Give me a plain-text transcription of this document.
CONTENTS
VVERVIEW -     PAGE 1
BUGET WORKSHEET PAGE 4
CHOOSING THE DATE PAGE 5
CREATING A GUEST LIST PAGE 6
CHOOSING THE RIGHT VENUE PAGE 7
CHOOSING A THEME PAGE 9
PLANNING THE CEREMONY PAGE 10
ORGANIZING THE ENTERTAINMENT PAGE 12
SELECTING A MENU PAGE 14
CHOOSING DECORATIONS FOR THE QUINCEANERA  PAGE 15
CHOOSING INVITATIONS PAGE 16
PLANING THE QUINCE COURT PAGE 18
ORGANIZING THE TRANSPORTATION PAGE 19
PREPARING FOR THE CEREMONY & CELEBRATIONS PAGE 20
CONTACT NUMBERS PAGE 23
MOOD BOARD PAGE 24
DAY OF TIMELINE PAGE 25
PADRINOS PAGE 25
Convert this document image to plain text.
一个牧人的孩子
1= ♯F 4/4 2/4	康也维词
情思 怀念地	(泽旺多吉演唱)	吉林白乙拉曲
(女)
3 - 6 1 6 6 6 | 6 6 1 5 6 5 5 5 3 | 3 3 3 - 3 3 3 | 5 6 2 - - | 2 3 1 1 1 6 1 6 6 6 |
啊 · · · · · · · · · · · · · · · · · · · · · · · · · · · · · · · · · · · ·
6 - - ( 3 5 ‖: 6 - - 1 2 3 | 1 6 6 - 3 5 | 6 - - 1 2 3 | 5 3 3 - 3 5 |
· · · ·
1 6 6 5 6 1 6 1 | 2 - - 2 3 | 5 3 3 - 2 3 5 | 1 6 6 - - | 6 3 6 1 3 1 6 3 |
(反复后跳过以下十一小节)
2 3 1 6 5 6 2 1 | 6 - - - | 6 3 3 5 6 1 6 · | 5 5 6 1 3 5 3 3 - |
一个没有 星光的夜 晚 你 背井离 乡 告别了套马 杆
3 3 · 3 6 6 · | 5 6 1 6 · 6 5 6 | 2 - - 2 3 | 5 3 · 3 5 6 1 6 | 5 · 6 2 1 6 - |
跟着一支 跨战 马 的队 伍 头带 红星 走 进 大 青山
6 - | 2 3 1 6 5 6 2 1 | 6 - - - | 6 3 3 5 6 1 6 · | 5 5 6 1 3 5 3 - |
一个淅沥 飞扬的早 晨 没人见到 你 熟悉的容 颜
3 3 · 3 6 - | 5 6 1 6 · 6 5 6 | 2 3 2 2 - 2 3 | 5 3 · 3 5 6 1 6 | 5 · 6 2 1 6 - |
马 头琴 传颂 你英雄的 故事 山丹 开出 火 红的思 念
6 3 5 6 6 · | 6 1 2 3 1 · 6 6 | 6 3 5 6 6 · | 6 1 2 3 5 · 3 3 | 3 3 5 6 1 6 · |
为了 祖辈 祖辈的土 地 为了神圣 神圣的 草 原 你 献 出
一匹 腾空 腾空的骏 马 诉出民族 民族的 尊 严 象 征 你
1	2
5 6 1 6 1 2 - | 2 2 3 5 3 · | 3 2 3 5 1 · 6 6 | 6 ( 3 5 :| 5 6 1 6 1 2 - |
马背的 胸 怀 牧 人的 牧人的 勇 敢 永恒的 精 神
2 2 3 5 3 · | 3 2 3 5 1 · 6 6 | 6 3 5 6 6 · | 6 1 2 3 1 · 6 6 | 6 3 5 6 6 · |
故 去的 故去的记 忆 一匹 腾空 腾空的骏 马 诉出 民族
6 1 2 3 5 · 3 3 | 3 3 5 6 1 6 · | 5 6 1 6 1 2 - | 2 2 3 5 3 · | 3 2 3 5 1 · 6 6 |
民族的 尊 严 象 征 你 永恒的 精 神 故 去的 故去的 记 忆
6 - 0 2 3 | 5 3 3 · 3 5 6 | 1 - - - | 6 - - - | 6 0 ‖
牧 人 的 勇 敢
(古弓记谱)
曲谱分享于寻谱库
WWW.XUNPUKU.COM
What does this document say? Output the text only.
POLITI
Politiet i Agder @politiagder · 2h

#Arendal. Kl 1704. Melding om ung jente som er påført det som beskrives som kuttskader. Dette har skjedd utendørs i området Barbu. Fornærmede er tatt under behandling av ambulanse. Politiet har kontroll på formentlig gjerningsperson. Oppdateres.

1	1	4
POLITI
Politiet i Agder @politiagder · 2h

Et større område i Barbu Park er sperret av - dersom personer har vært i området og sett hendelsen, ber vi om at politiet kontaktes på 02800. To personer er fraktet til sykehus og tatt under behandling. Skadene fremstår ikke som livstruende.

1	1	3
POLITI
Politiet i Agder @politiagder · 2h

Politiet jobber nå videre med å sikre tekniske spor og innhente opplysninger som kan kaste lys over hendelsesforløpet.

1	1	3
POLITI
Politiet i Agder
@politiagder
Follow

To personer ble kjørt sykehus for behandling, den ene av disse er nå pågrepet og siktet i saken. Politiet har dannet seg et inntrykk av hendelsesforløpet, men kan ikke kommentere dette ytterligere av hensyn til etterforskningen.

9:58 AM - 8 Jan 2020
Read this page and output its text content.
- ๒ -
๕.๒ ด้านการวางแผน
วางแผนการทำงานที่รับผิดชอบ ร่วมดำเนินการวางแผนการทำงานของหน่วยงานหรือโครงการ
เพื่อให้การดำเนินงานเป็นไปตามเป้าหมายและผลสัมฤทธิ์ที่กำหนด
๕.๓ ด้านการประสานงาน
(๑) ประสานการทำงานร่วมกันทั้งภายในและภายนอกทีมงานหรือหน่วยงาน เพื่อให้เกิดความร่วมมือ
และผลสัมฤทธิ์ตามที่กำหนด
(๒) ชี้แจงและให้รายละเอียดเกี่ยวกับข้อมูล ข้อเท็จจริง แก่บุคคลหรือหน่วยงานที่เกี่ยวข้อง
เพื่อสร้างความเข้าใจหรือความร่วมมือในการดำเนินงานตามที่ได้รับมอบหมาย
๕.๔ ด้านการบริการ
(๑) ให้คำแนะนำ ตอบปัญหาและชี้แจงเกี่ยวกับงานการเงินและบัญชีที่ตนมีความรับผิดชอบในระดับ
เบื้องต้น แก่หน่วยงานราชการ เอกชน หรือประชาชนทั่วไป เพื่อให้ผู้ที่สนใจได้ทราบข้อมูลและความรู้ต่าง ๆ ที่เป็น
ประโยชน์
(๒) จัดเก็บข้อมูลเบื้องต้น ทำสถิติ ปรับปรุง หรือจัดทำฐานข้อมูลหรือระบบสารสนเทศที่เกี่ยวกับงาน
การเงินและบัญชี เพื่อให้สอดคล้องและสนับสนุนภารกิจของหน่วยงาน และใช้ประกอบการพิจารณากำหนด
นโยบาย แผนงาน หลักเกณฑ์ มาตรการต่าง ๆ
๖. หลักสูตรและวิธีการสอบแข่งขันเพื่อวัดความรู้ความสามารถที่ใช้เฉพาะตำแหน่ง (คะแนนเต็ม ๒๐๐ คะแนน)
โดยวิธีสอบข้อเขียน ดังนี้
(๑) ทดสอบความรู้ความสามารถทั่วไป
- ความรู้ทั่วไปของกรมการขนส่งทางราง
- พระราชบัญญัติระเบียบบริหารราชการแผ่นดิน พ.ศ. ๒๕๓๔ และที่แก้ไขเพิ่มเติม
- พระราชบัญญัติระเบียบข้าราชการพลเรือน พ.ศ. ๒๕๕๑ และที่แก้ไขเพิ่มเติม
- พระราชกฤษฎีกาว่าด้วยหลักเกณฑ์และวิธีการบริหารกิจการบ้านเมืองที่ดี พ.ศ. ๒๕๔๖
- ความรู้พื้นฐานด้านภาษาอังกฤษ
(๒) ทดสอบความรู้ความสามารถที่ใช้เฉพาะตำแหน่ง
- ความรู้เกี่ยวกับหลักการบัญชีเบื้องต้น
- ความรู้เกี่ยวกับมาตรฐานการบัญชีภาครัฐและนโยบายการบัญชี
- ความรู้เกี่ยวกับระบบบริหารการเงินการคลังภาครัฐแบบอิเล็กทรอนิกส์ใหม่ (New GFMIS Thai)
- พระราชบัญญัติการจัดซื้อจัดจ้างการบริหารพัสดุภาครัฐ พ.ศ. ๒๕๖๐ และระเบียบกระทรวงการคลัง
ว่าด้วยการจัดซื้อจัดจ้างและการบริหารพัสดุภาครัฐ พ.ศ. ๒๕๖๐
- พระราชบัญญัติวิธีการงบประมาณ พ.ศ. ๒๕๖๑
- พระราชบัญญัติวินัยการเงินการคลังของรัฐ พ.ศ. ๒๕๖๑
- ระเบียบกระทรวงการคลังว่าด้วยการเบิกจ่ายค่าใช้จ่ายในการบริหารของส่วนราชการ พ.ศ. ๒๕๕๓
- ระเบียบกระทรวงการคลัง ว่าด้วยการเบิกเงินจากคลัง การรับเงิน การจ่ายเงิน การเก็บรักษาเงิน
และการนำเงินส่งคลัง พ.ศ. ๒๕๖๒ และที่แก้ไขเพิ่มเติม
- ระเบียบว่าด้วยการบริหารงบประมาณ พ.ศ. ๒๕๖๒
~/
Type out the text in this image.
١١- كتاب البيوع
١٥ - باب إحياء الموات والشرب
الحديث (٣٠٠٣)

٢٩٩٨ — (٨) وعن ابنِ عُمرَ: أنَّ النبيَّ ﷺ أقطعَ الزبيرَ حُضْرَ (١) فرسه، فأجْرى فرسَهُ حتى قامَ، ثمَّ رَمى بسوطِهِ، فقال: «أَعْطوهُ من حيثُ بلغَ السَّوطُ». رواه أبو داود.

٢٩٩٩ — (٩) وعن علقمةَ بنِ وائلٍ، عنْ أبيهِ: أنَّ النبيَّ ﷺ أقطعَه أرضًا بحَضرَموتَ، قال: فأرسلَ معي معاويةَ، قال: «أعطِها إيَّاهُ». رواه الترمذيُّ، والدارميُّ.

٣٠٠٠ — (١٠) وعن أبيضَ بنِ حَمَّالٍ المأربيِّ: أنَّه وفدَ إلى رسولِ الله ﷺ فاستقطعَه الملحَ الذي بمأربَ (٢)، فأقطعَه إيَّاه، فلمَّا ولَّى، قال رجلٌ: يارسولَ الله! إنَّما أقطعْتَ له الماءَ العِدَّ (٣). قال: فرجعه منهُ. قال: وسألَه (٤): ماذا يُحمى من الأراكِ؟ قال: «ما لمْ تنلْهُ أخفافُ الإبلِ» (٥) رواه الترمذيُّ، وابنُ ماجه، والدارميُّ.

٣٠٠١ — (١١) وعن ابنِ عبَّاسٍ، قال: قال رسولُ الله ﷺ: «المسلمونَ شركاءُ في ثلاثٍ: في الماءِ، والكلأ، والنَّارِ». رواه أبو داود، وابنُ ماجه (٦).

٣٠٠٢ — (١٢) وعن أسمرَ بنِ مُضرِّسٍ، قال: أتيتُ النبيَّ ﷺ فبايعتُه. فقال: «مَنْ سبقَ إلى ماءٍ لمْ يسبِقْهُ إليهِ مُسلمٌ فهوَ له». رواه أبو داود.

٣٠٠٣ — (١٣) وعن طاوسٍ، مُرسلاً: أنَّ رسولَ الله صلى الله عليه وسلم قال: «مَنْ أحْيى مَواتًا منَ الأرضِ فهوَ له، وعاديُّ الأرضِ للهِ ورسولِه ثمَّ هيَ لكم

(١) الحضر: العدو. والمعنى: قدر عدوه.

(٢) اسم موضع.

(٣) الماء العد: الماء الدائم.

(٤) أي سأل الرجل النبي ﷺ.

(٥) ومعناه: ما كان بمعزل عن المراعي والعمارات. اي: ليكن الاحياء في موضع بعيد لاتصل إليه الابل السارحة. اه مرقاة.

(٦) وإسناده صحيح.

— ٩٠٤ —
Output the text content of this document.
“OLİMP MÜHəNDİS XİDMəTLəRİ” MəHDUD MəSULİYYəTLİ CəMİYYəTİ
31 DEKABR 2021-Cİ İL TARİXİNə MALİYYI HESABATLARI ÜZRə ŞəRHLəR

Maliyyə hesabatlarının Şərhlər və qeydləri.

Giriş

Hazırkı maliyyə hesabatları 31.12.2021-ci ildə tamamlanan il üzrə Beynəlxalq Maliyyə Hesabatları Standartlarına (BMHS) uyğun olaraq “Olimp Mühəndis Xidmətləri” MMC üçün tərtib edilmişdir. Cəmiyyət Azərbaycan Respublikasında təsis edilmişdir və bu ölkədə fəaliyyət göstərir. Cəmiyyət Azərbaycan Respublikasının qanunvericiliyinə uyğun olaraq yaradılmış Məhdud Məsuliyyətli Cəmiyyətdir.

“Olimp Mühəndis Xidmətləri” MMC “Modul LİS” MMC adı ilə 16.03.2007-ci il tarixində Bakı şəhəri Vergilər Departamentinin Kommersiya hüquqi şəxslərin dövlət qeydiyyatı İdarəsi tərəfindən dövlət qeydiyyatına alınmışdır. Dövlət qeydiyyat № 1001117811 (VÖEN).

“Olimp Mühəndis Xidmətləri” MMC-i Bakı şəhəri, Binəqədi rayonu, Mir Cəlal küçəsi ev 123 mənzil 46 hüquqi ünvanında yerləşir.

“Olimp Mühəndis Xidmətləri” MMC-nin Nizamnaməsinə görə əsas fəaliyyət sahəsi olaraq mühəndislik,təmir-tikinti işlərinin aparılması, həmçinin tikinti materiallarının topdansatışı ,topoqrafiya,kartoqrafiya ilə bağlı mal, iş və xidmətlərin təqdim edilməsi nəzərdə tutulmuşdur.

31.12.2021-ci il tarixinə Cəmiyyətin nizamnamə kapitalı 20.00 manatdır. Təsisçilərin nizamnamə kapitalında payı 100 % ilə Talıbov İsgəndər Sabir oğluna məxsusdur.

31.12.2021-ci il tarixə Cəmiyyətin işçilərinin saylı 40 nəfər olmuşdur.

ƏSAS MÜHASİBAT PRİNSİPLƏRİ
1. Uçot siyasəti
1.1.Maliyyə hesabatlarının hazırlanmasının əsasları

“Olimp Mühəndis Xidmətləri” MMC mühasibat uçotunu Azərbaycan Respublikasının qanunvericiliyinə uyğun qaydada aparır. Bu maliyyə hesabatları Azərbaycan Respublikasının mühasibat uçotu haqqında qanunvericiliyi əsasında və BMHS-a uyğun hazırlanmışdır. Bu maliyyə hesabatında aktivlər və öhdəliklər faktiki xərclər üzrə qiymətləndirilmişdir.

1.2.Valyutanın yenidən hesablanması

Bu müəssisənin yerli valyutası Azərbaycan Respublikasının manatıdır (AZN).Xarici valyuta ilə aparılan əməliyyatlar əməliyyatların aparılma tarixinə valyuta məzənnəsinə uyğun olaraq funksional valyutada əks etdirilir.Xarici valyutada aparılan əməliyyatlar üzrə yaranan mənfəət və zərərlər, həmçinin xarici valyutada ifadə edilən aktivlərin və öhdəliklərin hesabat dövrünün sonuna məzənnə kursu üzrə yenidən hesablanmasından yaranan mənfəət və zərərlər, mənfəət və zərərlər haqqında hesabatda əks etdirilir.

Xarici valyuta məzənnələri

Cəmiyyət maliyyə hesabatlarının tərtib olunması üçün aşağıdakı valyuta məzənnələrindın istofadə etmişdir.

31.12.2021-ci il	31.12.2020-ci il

··········

TASK
Check each line of the data above for the string "personer" and report only how many lines have it.

RESULT FOR THIS EXERCISE
2